Copy every record below exactly.

**Supplied data:**
· · ·

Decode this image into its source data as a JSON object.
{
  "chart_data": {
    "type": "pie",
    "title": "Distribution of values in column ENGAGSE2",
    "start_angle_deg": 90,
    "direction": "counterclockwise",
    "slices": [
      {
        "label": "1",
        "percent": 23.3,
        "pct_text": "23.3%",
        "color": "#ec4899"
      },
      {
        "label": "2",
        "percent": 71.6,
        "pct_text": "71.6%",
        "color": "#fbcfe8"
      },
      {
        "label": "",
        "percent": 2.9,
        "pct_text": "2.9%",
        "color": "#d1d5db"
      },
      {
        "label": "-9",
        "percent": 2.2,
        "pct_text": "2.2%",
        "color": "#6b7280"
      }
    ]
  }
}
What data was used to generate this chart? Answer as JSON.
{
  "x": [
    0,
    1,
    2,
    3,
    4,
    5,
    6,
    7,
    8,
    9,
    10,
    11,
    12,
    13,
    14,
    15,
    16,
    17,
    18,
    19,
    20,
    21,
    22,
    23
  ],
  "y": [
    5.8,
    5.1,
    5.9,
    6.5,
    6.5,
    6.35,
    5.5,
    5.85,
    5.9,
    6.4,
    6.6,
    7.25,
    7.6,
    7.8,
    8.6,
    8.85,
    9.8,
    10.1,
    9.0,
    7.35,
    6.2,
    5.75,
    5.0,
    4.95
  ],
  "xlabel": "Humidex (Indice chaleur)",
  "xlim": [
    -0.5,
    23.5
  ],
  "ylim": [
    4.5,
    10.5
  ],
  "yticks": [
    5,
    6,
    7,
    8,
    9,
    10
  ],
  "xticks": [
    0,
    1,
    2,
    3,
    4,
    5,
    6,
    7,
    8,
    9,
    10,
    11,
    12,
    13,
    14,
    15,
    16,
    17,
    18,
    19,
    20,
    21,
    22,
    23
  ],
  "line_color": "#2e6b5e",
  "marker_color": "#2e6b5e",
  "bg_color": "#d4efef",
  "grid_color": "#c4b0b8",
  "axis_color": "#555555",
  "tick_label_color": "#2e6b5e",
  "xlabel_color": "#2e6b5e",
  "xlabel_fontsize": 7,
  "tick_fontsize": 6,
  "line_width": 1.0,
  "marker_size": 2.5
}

· · ·

**Reply:**
Decode this image into its source data as a JSON object.
{
  "chart_data": {
    "type": "pie",
    "title": "Distribution of values in column ENGAGSE2",
    "start_angle_deg": 90,
    "direction": "counterclockwise",
    "slices": [
      {
        "label": "1",
        "percent": 23.3,
        "pct_text": "23.3%",
        "color": "#ec4899"
      },
      {
        "label": "2",
        "percent": 71.6,
        "pct_text": "71.6%",
        "color": "#fbcfe8"
      },
      {
        "label": "",
        "percent": 2.9,
        "pct_text": "2.9%",
        "color": "#d1d5db"
      },
      {
        "label": "-9",
        "percent": 2.2,
        "pct_text": "2.2%",
        "color": "#6b7280"
      }
    ]
  }
}
What data was used to generate this chart? Answer as JSON.
{
  "x": [
    0,
    1,
    2,
    3,
    4,
    5,
    6,
    7,
    8,
    9,
    10,
    11,
    12,
    13,
    14,
    15,
    16,
    17,
    18,
    19,
    20,
    21,
    22,
    23
  ],
  "y": [
    5.8,
    5.1,
    5.9,
    6.5,
    6.5,
    6.35,
    5.5,
    5.85,
    5.9,
    6.4,
    6.6,
    7.25,
    7.6,
    7.8,
    8.6,
    8.85,
    9.8,
    10.1,
    9.0,
    7.35,
    6.2,
    5.75,
    5.0,
    4.95
  ],
  "xlabel": "Humidex (Indice chaleur)",
  "xlim": [
    -0.5,
    23.5
  ],
  "ylim": [
    4.5,
    10.5
  ],
  "yticks": [
    5,
    6,
    7,
    8,
    9,
    10
  ],
  "xticks": [
    0,
    1,
    2,
    3,
    4,
    5,
    6,
    7,
    8,
    9,
    10,
    11,
    12,
    13,
    14,
    15,
    16,
    17,
    18,
    19,
    20,
    21,
    22,
    23
  ],
  "line_color": "#2e6b5e",
  "marker_color": "#2e6b5e",
  "bg_color": "#d4efef",
  "grid_color": "#c4b0b8",
  "axis_color": "#555555",
  "tick_label_color": "#2e6b5e",
  "xlabel_color": "#2e6b5e",
  "xlabel_fontsize": 7,
  "tick_fontsize": 6,
  "line_width": 1.0,
  "marker_size": 2.5
}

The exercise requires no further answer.